- _What is asked_
Repeat the material verbatim and drop the pictures.

[Entries from a dataset]
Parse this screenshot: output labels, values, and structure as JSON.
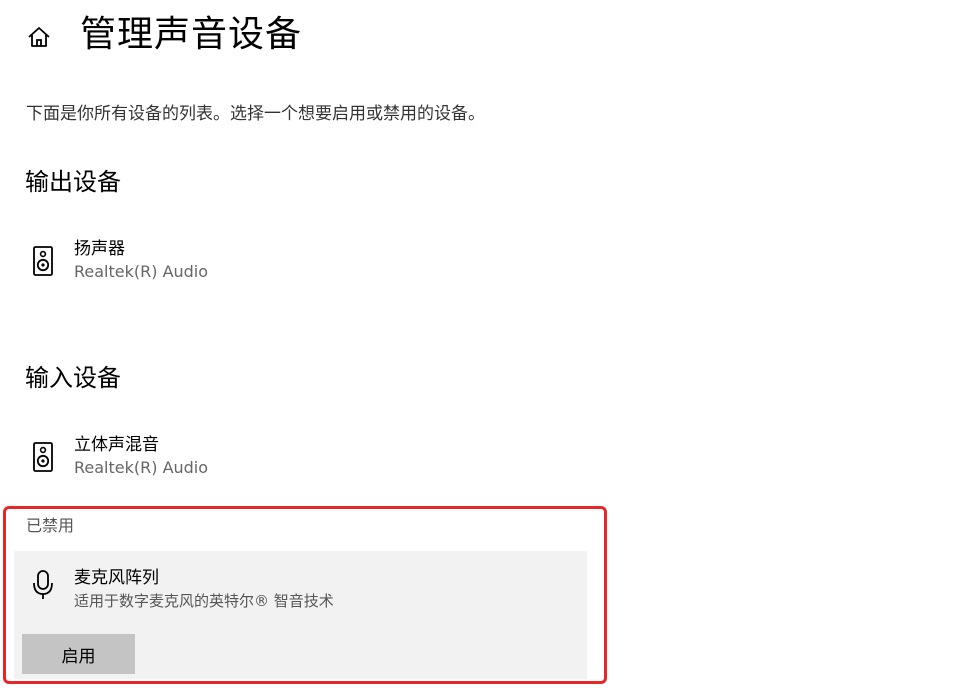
{
  "header": {
    "home_icon": "home-icon",
    "title": "管理声音设备"
  },
  "description": "下面是你所有设备的列表。选择一个想要启用或禁用的设备。",
  "output_section": {
    "heading": "输出设备",
    "devices": [
      {
        "name": "扬声器",
        "subtitle": "Realtek(R) Audio",
        "icon": "speaker-icon"
      }
    ]
  },
  "input_section": {
    "heading": "输入设备",
    "devices": [
      {
        "name": "立体声混音",
        "subtitle": "Realtek(R) Audio",
        "icon": "speaker-icon"
      }
    ]
  },
  "disabled_section": {
    "label": "已禁用",
    "device": {
      "name": "麦克风阵列",
      "subtitle": "适用于数字麦克风的英特尔® 智音技术",
      "icon": "microphone-icon"
    },
    "enable_button_label": "启用"
  },
  "colors": {
    "highlight_border": "#e8262a",
    "card_background": "#f2f2f2",
    "button_background": "#c4c4c4"
  }
}
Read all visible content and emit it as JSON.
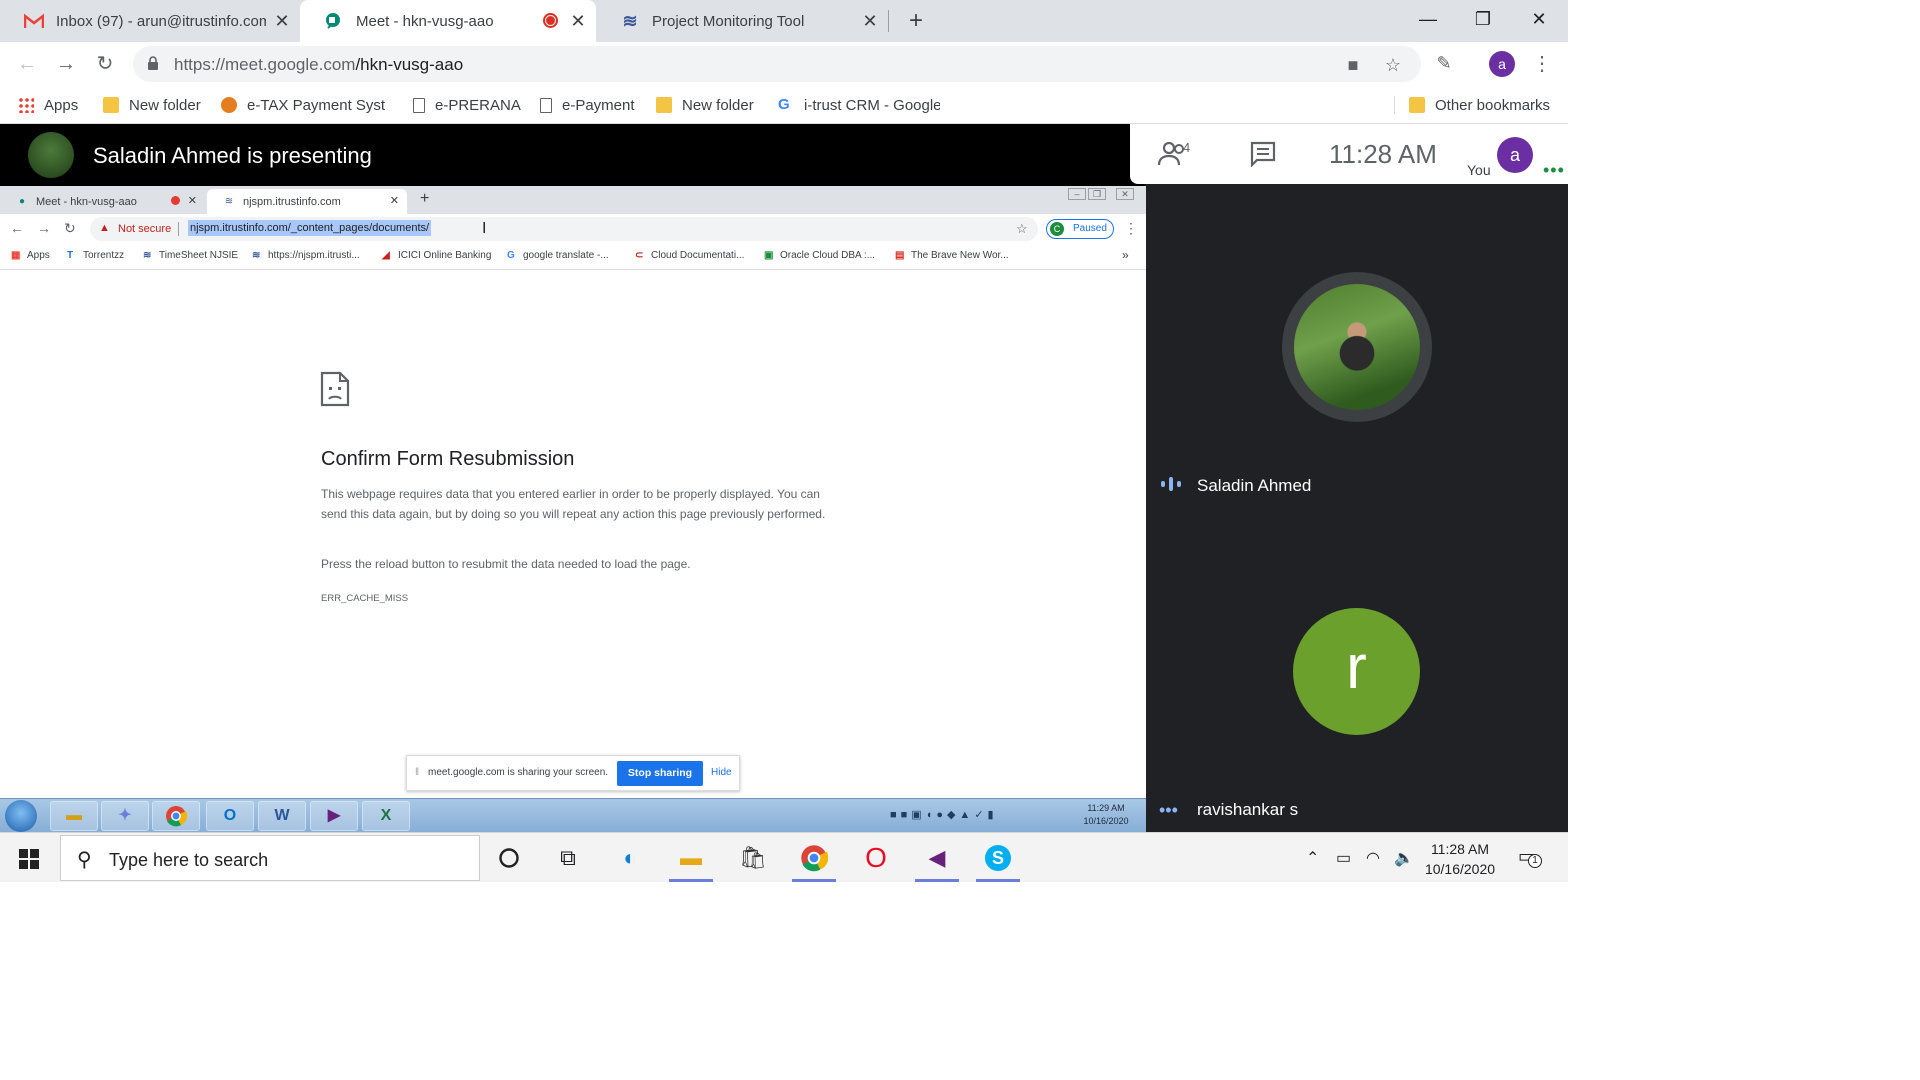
{
  "browser": {
    "tabs": [
      {
        "title": "Inbox (97) - arun@itrustinfo.com",
        "icon": "gmail-icon"
      },
      {
        "title": "Meet - hkn-vusg-aao",
        "icon": "meet-icon",
        "recording": true
      },
      {
        "title": "Project Monitoring Tool",
        "icon": "project-tool-icon"
      }
    ],
    "url_host": "https://meet.google.com",
    "url_path": "/hkn-vusg-aao",
    "profile_initial": "a",
    "bookmarks": [
      {
        "label": "Apps",
        "icon": "apps-icon"
      },
      {
        "label": "New folder",
        "icon": "folder-icon"
      },
      {
        "label": "e-TAX Payment Syste",
        "icon": "etax-icon"
      },
      {
        "label": "e-PRERANA",
        "icon": "page-icon"
      },
      {
        "label": "e-Payment",
        "icon": "page-icon"
      },
      {
        "label": "New folder",
        "icon": "folder-icon"
      },
      {
        "label": "i-trust CRM - Google",
        "icon": "google-icon"
      }
    ],
    "other_bookmarks": "Other bookmarks"
  },
  "meet": {
    "presenting_text": "Saladin Ahmed is presenting",
    "participant_count": "4",
    "clock": "11:28  AM",
    "you_label": "You",
    "you_initial": "a",
    "participants": [
      {
        "name": "Saladin Ahmed"
      },
      {
        "name": "ravishankar s",
        "initial": "r"
      }
    ]
  },
  "shared_screen": {
    "tabs": [
      {
        "title": "Meet - hkn-vusg-aao"
      },
      {
        "title": "njspm.itrustinfo.com"
      }
    ],
    "not_secure": "Not secure",
    "url": "njspm.itrustinfo.com/_content_pages/documents/",
    "paused_label": "Paused",
    "paused_initial": "C",
    "bookmarks": [
      {
        "label": "Apps",
        "icon": "▦"
      },
      {
        "label": "Torrentzz",
        "icon": "T"
      },
      {
        "label": "TimeSheet NJSIE",
        "icon": "≋"
      },
      {
        "label": "https://njspm.itrusti...",
        "icon": "≋"
      },
      {
        "label": "ICICI Online Banking",
        "icon": "◢"
      },
      {
        "label": "google translate -...",
        "icon": "G"
      },
      {
        "label": "Cloud Documentati...",
        "icon": "⊂"
      },
      {
        "label": "Oracle Cloud DBA :...",
        "icon": "▣"
      },
      {
        "label": "The Brave New Wor...",
        "icon": "▤"
      }
    ],
    "error": {
      "title": "Confirm Form Resubmission",
      "body": "This webpage requires data that you entered earlier in order to be properly displayed. You can send this data again, but by doing so you will repeat any action this page previously performed.",
      "body2": "Press the reload button to resubmit the data needed to load the page.",
      "code": "ERR_CACHE_MISS"
    },
    "share_bar": {
      "text": "meet.google.com is sharing your screen.",
      "stop": "Stop sharing",
      "hide": "Hide"
    },
    "clock_time": "11:29 AM",
    "clock_date": "10/16/2020"
  },
  "taskbar": {
    "search_placeholder": "Type here to search",
    "time": "11:28 AM",
    "date": "10/16/2020",
    "notification_count": "1"
  }
}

- _Response for this exercise_
Parse this screenshot: output labels, values, and structure as JSON.
{
  "header": {
    "home_icon": "home-icon",
    "title": "管理声音设备"
  },
  "description": "下面是你所有设备的列表。选择一个想要启用或禁用的设备。",
  "output_section": {
    "heading": "输出设备",
    "devices": [
      {
        "name": "扬声器",
        "subtitle": "Realtek(R) Audio",
        "icon": "speaker-icon"
      }
    ]
  },
  "input_section": {
    "heading": "输入设备",
    "devices": [
      {
        "name": "立体声混音",
        "subtitle": "Realtek(R) Audio",
        "icon": "speaker-icon"
      }
    ]
  },
  "disabled_section": {
    "label": "已禁用",
    "device": {
      "name": "麦克风阵列",
      "subtitle": "适用于数字麦克风的英特尔® 智音技术",
      "icon": "microphone-icon"
    },
    "enable_button_label": "启用"
  },
  "colors": {
    "highlight_border": "#e8262a",
    "card_background": "#f2f2f2",
    "button_background": "#c4c4c4"
  }
}
Read all visible content and emit it as JSON.
{
  "browser": {
    "tabs": [
      {
        "title": "Inbox (97) - arun@itrustinfo.com",
        "icon": "gmail-icon"
      },
      {
        "title": "Meet - hkn-vusg-aao",
        "icon": "meet-icon",
        "recording": true
      },
      {
        "title": "Project Monitoring Tool",
        "icon": "project-tool-icon"
      }
    ],
    "url_host": "https://meet.google.com",
    "url_path": "/hkn-vusg-aao",
    "profile_initial": "a",
    "bookmarks": [
      {
        "label": "Apps",
        "icon": "apps-icon"
      },
      {
        "label": "New folder",
        "icon": "folder-icon"
      },
      {
        "label": "e-TAX Payment Syste",
        "icon": "etax-icon"
      },
      {
        "label": "e-PRERANA",
        "icon": "page-icon"
      },
      {
        "label": "e-Payment",
        "icon": "page-icon"
      },
      {
        "label": "New folder",
        "icon": "folder-icon"
      },
      {
        "label": "i-trust CRM - Google",
        "icon": "google-icon"
      }
    ],
    "other_bookmarks": "Other bookmarks"
  },
  "meet": {
    "presenting_text": "Saladin Ahmed is presenting",
    "participant_count": "4",
    "clock": "11:28  AM",
    "you_label": "You",
    "you_initial": "a",
    "participants": [
      {
        "name": "Saladin Ahmed"
      },
      {
        "name": "ravishankar s",
        "initial": "r"
      }
    ]
  },
  "shared_screen": {
    "tabs": [
      {
        "title": "Meet - hkn-vusg-aao"
      },
      {
        "title": "njspm.itrustinfo.com"
      }
    ],
    "not_secure": "Not secure",
    "url": "njspm.itrustinfo.com/_content_pages/documents/",
    "paused_label": "Paused",
    "paused_initial": "C",
    "bookmarks": [
      {
        "label": "Apps",
        "icon": "▦"
      },
      {
        "label": "Torrentzz",
        "icon": "T"
      },
      {
        "label": "TimeSheet NJSIE",
        "icon": "≋"
      },
      {
        "label": "https://njspm.itrusti...",
        "icon": "≋"
      },
      {
        "label": "ICICI Online Banking",
        "icon": "◢"
      },
      {
        "label": "google translate -...",
        "icon": "G"
      },
      {
        "label": "Cloud Documentati...",
        "icon": "⊂"
      },
      {
        "label": "Oracle Cloud DBA :...",
        "icon": "▣"
      },
      {
        "label": "The Brave New Wor...",
        "icon": "▤"
      }
    ],
    "error": {
      "title": "Confirm Form Resubmission",
      "body": "This webpage requires data that you entered earlier in order to be properly displayed. You can send this data again, but by doing so you will repeat any action this page previously performed.",
      "body2": "Press the reload button to resubmit the data needed to load the page.",
      "code": "ERR_CACHE_MISS"
    },
    "share_bar": {
      "text": "meet.google.com is sharing your screen.",
      "stop": "Stop sharing",
      "hide": "Hide"
    },
    "clock_time": "11:29 AM",
    "clock_date": "10/16/2020"
  },
  "taskbar": {
    "search_placeholder": "Type here to search",
    "time": "11:28 AM",
    "date": "10/16/2020",
    "notification_count": "1"
  }
}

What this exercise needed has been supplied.